▶ Your instructions: Transcribe every entry word for word. Skip the pictures.

==*==

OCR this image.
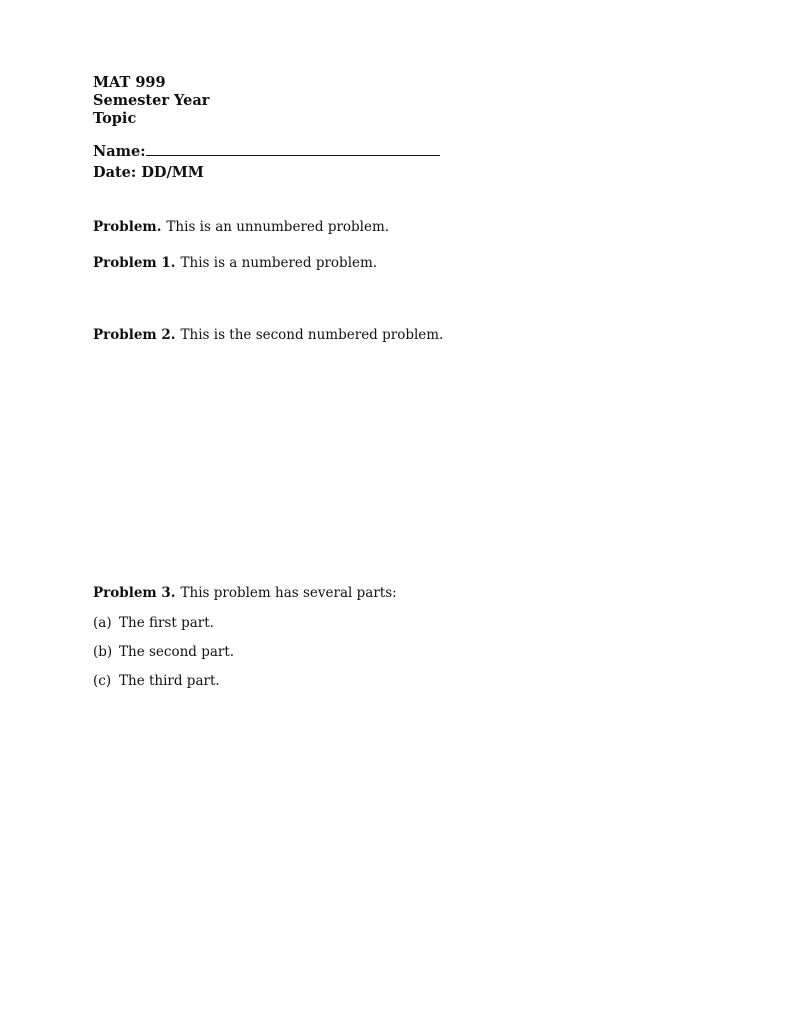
MAT 999
Semester Year
Topic
Name:
Date: DD/MM
Problem. This is an unnumbered problem.
Problem 1. This is a numbered problem.
Problem 2. This is the second numbered problem.
Problem 3. This problem has several parts:
(a) The first part.
(b) The second part.
(c) The third part.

==*==

▶ Answer for this exercise:
OCR this image.
MAT 999
Semester Year
Topic
Name:
Date: DD/MM
Problem. This is an unnumbered problem.
Problem 1. This is a numbered problem.
Problem 2. This is the second numbered problem.
Problem 3. This problem has several parts:
(a) The first part.
(b) The second part.
(c) The third part.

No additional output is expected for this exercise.